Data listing
****

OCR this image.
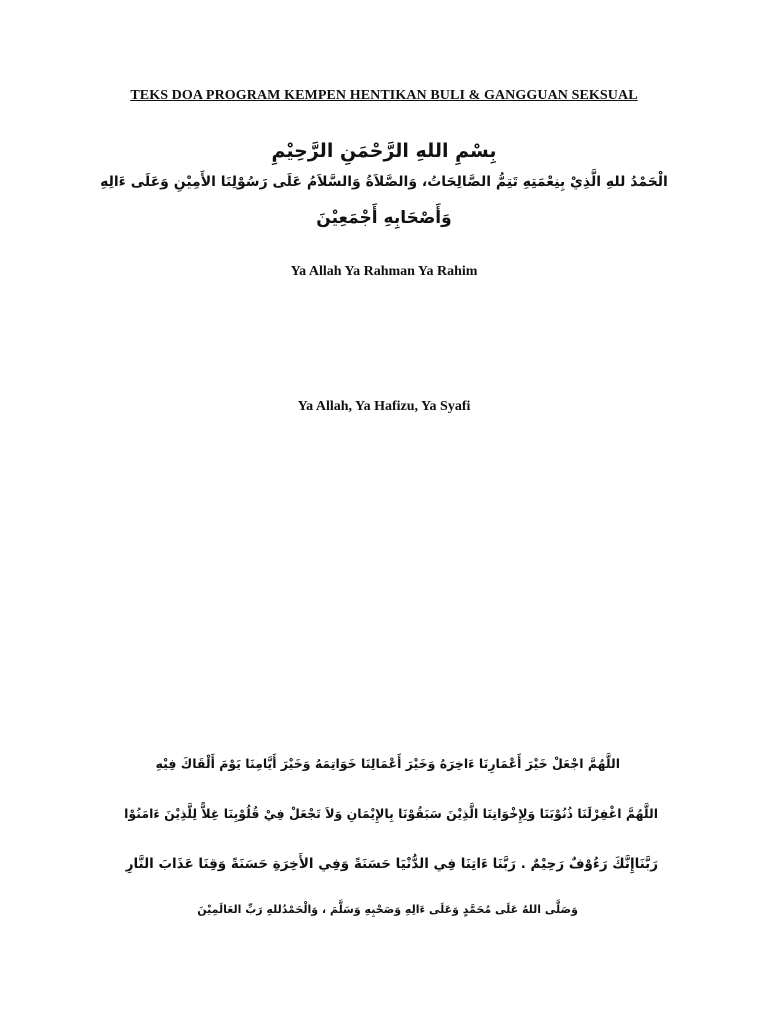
TEKS DOA PROGRAM KEMPEN HENTIKAN BULI & GANGGUAN SEKSUAL
بِسْمِ اللهِ الرَّحْمَنِ الرَّحِيْمِ
الْحَمْدُ للهِ الَّذِيْ بِنِعْمَتِهِ تَتِمُّ الصَّالِحَاتُ، وَالصَّلاَةُ وَالسَّلاَمُ عَلَى رَسُوْلِنَا الأَمِيْنِ وَعَلَى ءَالِهِ
وَأَصْحَابِهِ أَجْمَعِيْنَ
Ya Allah Ya Rahman Ya Rahim
Ya Allah, Ya Hafizu, Ya Syafi
اللَّهُمَّ اجْعَلْ خَيْرَ أَعْمَارِنَا ءَاخِرَهُ وَخَيْرَ أَعْمَالِنَا خَوَاتِمَهُ وَخَيْرَ أَيَّامِنَا يَوْمَ أَلْقَاكَ فِيْهِ
اللَّهُمَّ اغْفِرْلَنَا ذُنُوْبَنَا وَلِإِخْوَانِنَا الَّذِيْنَ سَبَقُوْنَا بِالإِيْمَانِ وَلاَ تَجْعَلْ فِيْ قُلُوْبِنَا غِلاًّ لِلَّذِيْنَ ءَامَنُوْا
رَبَّنَاإِنَّكَ رَءُوْفٌ رَحِيْمٌ . رَبَّنَا ءَاتِنَا فِي الدُّنْيَا حَسَنَةً وَفِي الأَخِرَةِ حَسَنَةً وَقِنَا عَذَابَ النَّارِ
وَصَلَّى اللهُ عَلَى مُحَمَّدٍ وَعَلَى ءَالِهِ وَصَحْبِهِ وَسَلَّمَ ، وَالْحَمْدُللهِ رَبِّ العَالَمِيْنَ
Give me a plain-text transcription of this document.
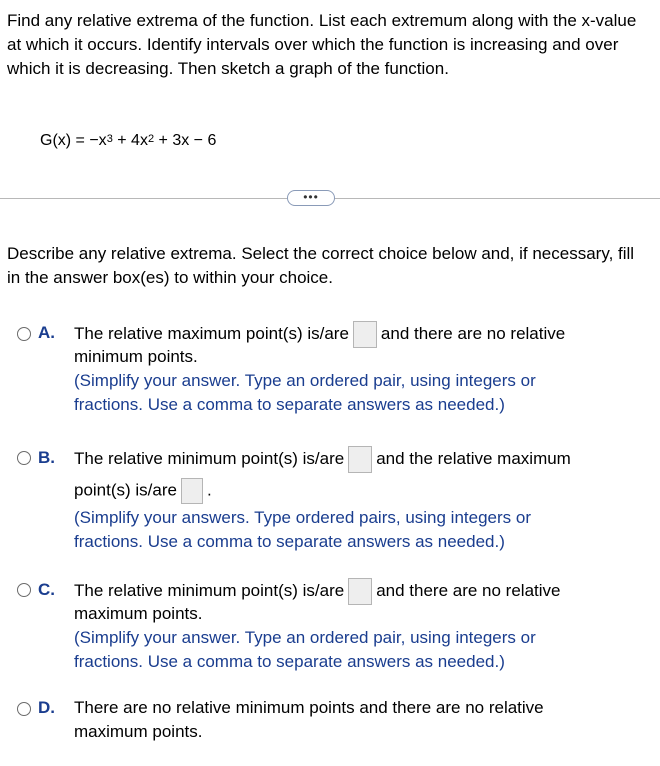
Find any relative extrema of the function. List each extremum along with the x-value at which it occurs. Identify intervals over which the function is increasing and over which it is decreasing. Then sketch a graph of the function.
$G(x) = -x^3 + 4x^2 + 3x - 6$
•••
Describe any relative extrema. Select the correct choice below and, if necessary, fill in the answer box(es) to within your choice.
A. The relative maximum point(s) is/are and there are no relative
minimum points.
(Simplify your answer. Type an ordered pair, using integers or
fractions. Use a comma to separate answers as needed.)
B. The relative minimum point(s) is/are and the relative maximum
point(s) is/are .
(Simplify your answers. Type ordered pairs, using integers or
fractions. Use a comma to separate answers as needed.)
C. The relative minimum point(s) is/are and there are no relative
maximum points.
(Simplify your answer. Type an ordered pair, using integers or
fractions. Use a comma to separate answers as needed.)
D. There are no relative minimum points and there are no relative
maximum points.
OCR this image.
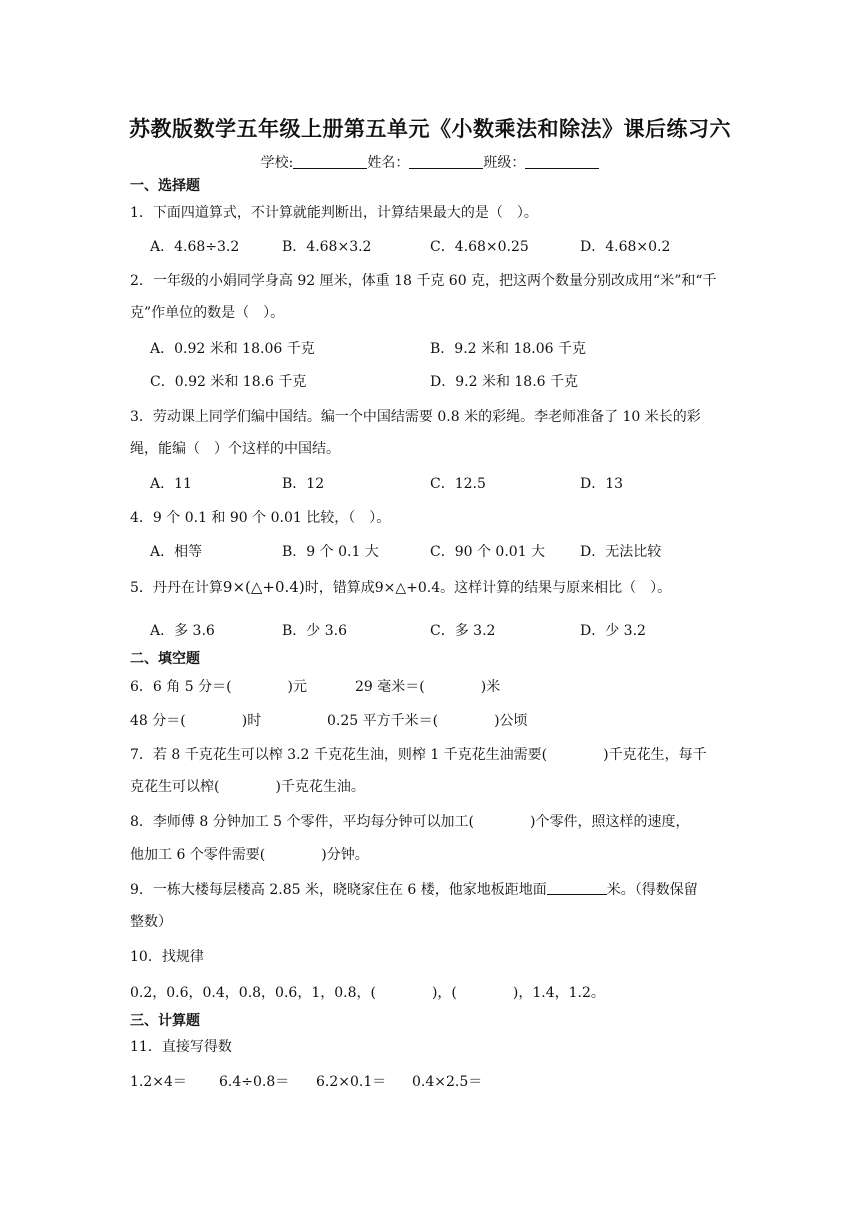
苏教版数学五年级上册第五单元《小数乘法和除法》课后练习六
学校:	姓名：	班级：
一、选择题
1．下面四道算式，不计算就能判断出，计算结果最大的是（　）。
A．4.68÷3.2	B．4.68×3.2	C．4.68×0.25	D．4.68×0.2
2．一年级的小娟同学身高 92 厘米，体重 18 千克 60 克，把这两个数量分别改成用“米”和“千
克”作单位的数是（　）。
A．0.92 米和 18.06 千克	B．9.2 米和 18.06 千克
C．0.92 米和 18.6 千克	D．9.2 米和 18.6 千克
3．劳动课上同学们编中国结。编一个中国结需要 0.8 米的彩绳。李老师准备了 10 米长的彩
绳，能编（　）个这样的中国结。
A．11	B．12	C．12.5	D．13
4．9 个 0.1 和 90 个 0.01 比较，（　）。
A．相等	B．9 个 0.1 大	C．90 个 0.01 大 D．无法比较
5．丹丹在计算9×(△+0.4)时，错算成9×△+0.4。这样计算的结果与原来相比（　）。
A．多 3.6	B．少 3.6	C．多 3.2	D．少 3.2
二、填空题
6．6 角 5 分＝(　　　　)元	29 毫米＝(　　　　)米
48 分＝(　　　　)时	0.25 平方千米＝(　　　　)公顷
7．若 8 千克花生可以榨 3.2 千克花生油，则榨 1 千克花生油需要(　　　　)千克花生，每千
克花生可以榨(　　　　)千克花生油。
8．李师傅 8 分钟加工 5 个零件，平均每分钟可以加工(　　　　)个零件，照这样的速度，
他加工 6 个零件需要(　　　　)分钟。
9．一栋大楼每层楼高 2.85 米，晓晓家住在 6 楼，他家地板距地面	米。（得数保留
整数）
10．找规律
0.2，0.6，0.4，0.8，0.6，1，0.8，(　　　　)，(　　　　)，1.4，1.2。
三、计算题
11．直接写得数
1.2×4＝ 6.4÷0.8＝ 6.2×0.1＝ 0.4×2.5＝
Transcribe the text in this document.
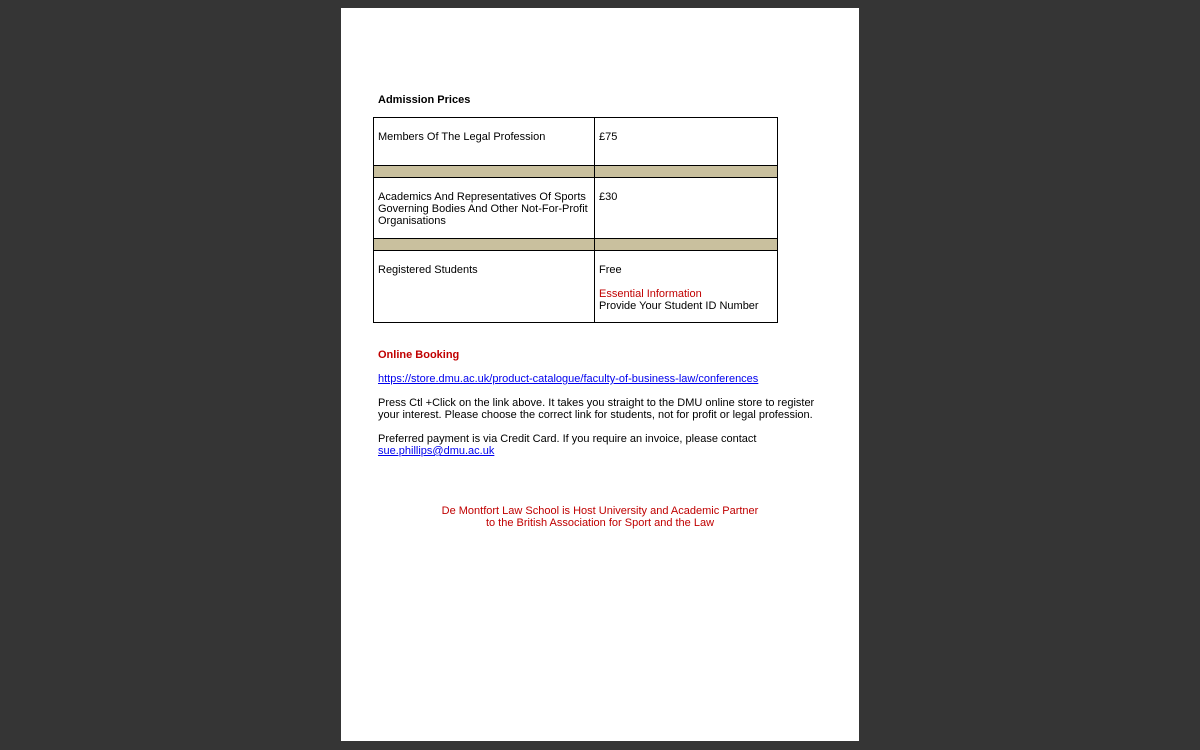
Admission Prices
Members Of The Legal Profession	£75

Academics And Representatives Of Sports Governing Bodies And Other Not-For-Profit Organisations	£30

Registered Students	Free
Essential Information
Provide Your Student ID Number
Online Booking
https://store.dmu.ac.uk/product-catalogue/faculty-of-business-law/conferences
Press Ctl +Click on the link above. It takes you straight to the DMU online store to register your interest. Please choose the correct link for students, not for profit or legal profession.
Preferred payment is via Credit Card. If you require an invoice, please contact
sue.phillips@dmu.ac.uk
De Montfort Law School is Host University and Academic Partner
to the British Association for Sport and the Law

****

List every line above that holds the word "document".

Give me a plain-text transcription of this document.
Transcribe the text in this document.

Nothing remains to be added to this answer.